[Begin Data for this exercise]
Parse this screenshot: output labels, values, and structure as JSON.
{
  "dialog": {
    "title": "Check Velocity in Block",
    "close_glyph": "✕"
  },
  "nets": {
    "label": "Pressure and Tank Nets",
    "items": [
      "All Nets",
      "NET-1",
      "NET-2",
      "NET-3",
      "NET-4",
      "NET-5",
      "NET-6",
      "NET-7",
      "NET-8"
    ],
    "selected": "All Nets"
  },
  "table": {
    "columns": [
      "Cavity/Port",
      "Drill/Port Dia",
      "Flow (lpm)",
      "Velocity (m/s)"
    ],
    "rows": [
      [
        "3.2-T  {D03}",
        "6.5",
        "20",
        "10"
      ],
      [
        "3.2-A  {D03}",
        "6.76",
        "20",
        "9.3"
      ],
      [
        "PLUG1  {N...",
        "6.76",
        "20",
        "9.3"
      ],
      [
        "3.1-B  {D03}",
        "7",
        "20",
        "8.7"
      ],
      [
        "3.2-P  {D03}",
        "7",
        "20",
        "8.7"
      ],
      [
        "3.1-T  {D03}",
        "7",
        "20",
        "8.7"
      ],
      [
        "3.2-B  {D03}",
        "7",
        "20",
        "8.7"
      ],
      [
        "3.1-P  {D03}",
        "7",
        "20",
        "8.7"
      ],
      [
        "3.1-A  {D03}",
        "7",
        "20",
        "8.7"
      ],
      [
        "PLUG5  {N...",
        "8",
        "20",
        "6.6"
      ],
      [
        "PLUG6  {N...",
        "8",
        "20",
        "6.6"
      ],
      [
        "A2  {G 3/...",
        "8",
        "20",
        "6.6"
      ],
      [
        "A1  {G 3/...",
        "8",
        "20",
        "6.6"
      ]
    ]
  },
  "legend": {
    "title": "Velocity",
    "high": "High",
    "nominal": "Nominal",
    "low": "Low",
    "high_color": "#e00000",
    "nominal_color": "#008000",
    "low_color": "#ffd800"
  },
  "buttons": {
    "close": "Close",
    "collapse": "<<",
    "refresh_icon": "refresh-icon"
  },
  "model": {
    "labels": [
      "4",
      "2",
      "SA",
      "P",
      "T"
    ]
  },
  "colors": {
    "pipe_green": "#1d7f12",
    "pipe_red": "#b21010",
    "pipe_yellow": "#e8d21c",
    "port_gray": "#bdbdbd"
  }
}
[End Data for this exercise]
▸ What you will do
Print all the data exactly.

▸ Written answer
Parse this screenshot: output labels, values, and structure as JSON.
{
  "dialog": {
    "title": "Check Velocity in Block",
    "close_glyph": "✕"
  },
  "nets": {
    "label": "Pressure and Tank Nets",
    "items": [
      "All Nets",
      "NET-1",
      "NET-2",
      "NET-3",
      "NET-4",
      "NET-5",
      "NET-6",
      "NET-7",
      "NET-8"
    ],
    "selected": "All Nets"
  },
  "table": {
    "columns": [
      "Cavity/Port",
      "Drill/Port Dia",
      "Flow (lpm)",
      "Velocity (m/s)"
    ],
    "rows": [
      [
        "3.2-T  {D03}",
        "6.5",
        "20",
        "10"
      ],
      [
        "3.2-A  {D03}",
        "6.76",
        "20",
        "9.3"
      ],
      [
        "PLUG1  {N...",
        "6.76",
        "20",
        "9.3"
      ],
      [
        "3.1-B  {D03}",
        "7",
        "20",
        "8.7"
      ],
      [
        "3.2-P  {D03}",
        "7",
        "20",
        "8.7"
      ],
      [
        "3.1-T  {D03}",
        "7",
        "20",
        "8.7"
      ],
      [
        "3.2-B  {D03}",
        "7",
        "20",
        "8.7"
      ],
      [
        "3.1-P  {D03}",
        "7",
        "20",
        "8.7"
      ],
      [
        "3.1-A  {D03}",
        "7",
        "20",
        "8.7"
      ],
      [
        "PLUG5  {N...",
        "8",
        "20",
        "6.6"
      ],
      [
        "PLUG6  {N...",
        "8",
        "20",
        "6.6"
      ],
      [
        "A2  {G 3/...",
        "8",
        "20",
        "6.6"
      ],
      [
        "A1  {G 3/...",
        "8",
        "20",
        "6.6"
      ]
    ]
  },
  "legend": {
    "title": "Velocity",
    "high": "High",
    "nominal": "Nominal",
    "low": "Low",
    "high_color": "#e00000",
    "nominal_color": "#008000",
    "low_color": "#ffd800"
  },
  "buttons": {
    "close": "Close",
    "collapse": "<<",
    "refresh_icon": "refresh-icon"
  },
  "model": {
    "labels": [
      "4",
      "2",
      "SA",
      "P",
      "T"
    ]
  },
  "colors": {
    "pipe_green": "#1d7f12",
    "pipe_red": "#b21010",
    "pipe_yellow": "#e8d21c",
    "port_gray": "#bdbdbd"
  }
}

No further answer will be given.